| EXCERPT TO READ |
[start]
Re: General confusion on lists and implication from Gregg Kellogg on 2020-08-12 (public-n3-dev@w3.org from August 2020)

From: Gregg Kellogg <gregg@greggkellogg.net>
Date: Wed, 12 Aug 2020 12:04:14 -0700
To: Doerthe Arndt <doerthe.arndt@ugent.be>
Cc: public-n3-dev@w3.org
Message-Id: <5E6F8400-C634-4356-94DD-350B7D30090E@greggkellogg.net>
Thanks Doerthe, that helps. ...
> On Aug 12, 2020, at 3:29 AM, Doerthe Arndt <doerthe.arndt@ugent.be> wrote:
> 
> Dear Gregg, 
> 
> I will try to answer some questions here.
> 
>> I’m hoping for some insight into the defined semantics of log:implies and various list tests I’m working through. (Sorry, long email).
>> 
>> Lists in N3 are a bit challenging (to me, anyway), as they have a dual nature of first-class resources and first/rest ladders. In the first case, when given a list in the antecedent, it can be considered to be a constant of that formula, in the second, a pattern of existential variables connecting to resources in the knowledge-base.
>> 
>> The working definition of log:implies I’m working off is the following:
>> 
>> Logical implication is the relation between the antecedent (subject) and conclusion (object) of a rule. The application of a rule to a knowledge-base is as follows. For every substitution which, applied to the antecedent, gives a formula which is a subset of the knowledge-base, then the result of applying that same substitution to the conclusion may be added to the knowledge-base.
>> 
>> (The definition in Notation 3 Logic is somewhat different).
> Depending on how "substitution" is meant, the above is not that different from N3's semantics.
> 
That statement essentially comes from the vocabulary definition of log:implies
> If you assume universals to be quantified on top level, you can do what you say here. It is not clear for me what you do with blank nodes.
[end]
| INFORMATION PROVIDED |
[start]
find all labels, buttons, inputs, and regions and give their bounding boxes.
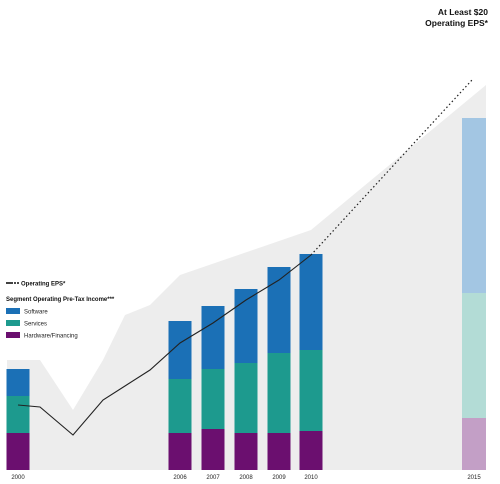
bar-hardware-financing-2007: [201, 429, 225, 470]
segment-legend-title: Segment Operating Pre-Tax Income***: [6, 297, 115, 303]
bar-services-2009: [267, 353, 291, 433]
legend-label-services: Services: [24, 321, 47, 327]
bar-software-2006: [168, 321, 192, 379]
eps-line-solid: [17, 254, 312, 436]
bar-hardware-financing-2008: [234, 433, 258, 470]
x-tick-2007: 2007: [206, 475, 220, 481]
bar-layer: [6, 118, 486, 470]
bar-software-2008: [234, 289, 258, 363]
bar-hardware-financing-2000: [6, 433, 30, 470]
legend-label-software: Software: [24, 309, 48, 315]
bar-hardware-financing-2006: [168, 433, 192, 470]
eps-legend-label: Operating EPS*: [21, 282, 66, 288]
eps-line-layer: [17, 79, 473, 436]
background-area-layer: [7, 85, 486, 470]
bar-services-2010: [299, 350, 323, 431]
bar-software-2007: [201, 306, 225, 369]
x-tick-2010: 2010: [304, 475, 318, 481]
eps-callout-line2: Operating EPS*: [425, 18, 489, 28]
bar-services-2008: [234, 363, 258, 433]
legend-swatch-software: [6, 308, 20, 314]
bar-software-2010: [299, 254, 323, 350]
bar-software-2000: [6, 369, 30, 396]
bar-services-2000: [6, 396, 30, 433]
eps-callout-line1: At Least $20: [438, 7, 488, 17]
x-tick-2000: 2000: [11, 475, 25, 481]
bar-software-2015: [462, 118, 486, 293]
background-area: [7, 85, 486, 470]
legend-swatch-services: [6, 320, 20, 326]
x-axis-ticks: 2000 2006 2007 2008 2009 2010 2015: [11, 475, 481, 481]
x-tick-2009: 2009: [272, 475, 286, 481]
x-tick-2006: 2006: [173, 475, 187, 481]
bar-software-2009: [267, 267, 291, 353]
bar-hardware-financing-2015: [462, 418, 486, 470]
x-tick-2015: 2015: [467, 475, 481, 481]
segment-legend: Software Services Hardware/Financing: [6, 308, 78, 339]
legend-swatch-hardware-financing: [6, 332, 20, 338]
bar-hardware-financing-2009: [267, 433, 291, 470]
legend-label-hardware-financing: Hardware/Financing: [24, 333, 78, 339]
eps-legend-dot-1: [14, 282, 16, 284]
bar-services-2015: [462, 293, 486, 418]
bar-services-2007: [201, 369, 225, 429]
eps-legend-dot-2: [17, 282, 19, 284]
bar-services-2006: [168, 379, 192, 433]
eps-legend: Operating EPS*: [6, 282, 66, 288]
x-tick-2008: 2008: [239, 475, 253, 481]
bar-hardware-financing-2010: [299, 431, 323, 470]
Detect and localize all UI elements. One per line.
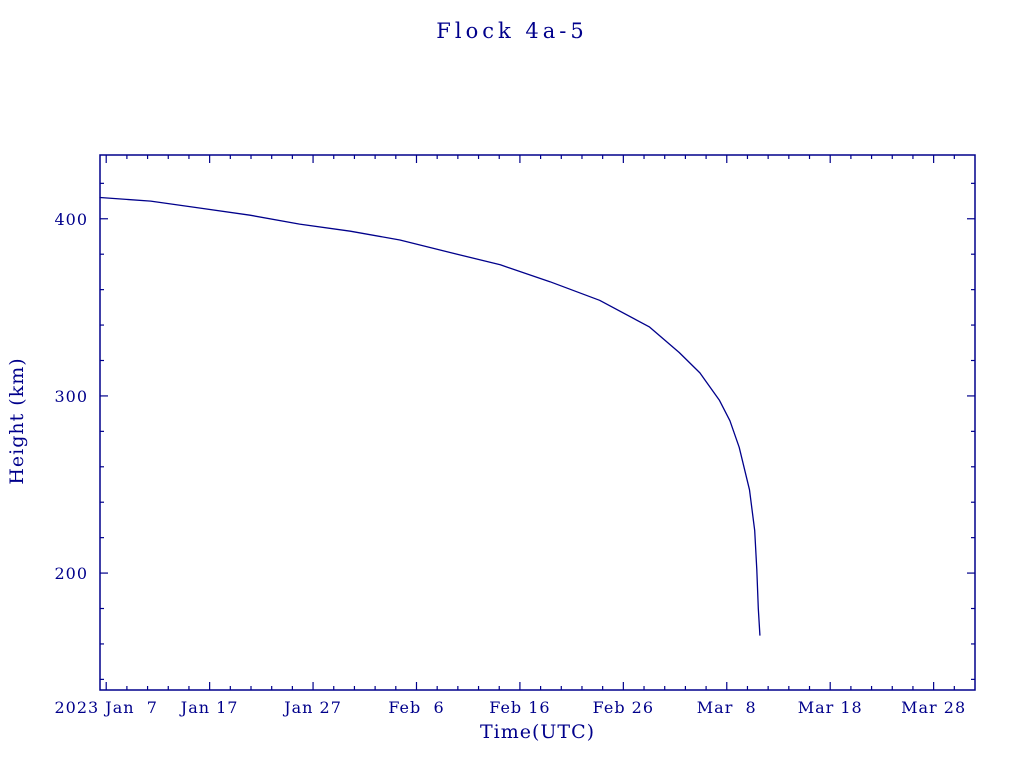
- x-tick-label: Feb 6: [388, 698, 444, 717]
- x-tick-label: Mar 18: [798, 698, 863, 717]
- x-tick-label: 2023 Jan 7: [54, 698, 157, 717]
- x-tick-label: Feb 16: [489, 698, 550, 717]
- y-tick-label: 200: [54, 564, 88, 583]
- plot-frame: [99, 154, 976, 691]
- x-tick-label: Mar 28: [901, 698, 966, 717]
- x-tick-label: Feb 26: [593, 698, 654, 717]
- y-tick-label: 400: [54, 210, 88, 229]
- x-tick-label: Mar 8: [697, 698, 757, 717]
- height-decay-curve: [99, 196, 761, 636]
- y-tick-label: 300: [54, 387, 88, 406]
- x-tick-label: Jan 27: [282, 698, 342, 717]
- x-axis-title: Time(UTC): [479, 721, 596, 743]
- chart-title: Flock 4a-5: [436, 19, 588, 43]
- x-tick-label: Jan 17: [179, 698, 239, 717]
[end]
| INSTRUCTIONS |
[1] Name every header field that appears in the mailing list post, in the order the fields occur.
[2] Copy verbatim the lines of the records, starting with the line that contains "- x-tick-label: Feb 6: [388, 698, 444, 717]" and ending with the last line of the records, inclusive.

| ANSWERS FOR THE TASKS |
[1] From, Date, To, Cc, Message-Id

[2]
- x-tick-label: Feb 6: [388, 698, 444, 717]
- x-tick-label: Mar 18: [798, 698, 863, 717]
- x-tick-label: 2023 Jan 7: [54, 698, 157, 717]
- x-tick-label: Feb 16: [489, 698, 550, 717]
- y-tick-label: 200: [54, 564, 88, 583]
- plot-frame: [99, 154, 976, 691]
- x-tick-label: Mar 28: [901, 698, 966, 717]
- x-tick-label: Feb 26: [593, 698, 654, 717]
- y-tick-label: 400: [54, 210, 88, 229]
- x-tick-label: Mar 8: [697, 698, 757, 717]
- height-decay-curve: [99, 196, 761, 636]
- y-tick-label: 300: [54, 387, 88, 406]
- x-tick-label: Jan 27: [282, 698, 342, 717]
- x-axis-title: Time(UTC): [479, 721, 596, 743]
- chart-title: Flock 4a-5: [436, 19, 588, 43]
- x-tick-label: Jan 17: [179, 698, 239, 717]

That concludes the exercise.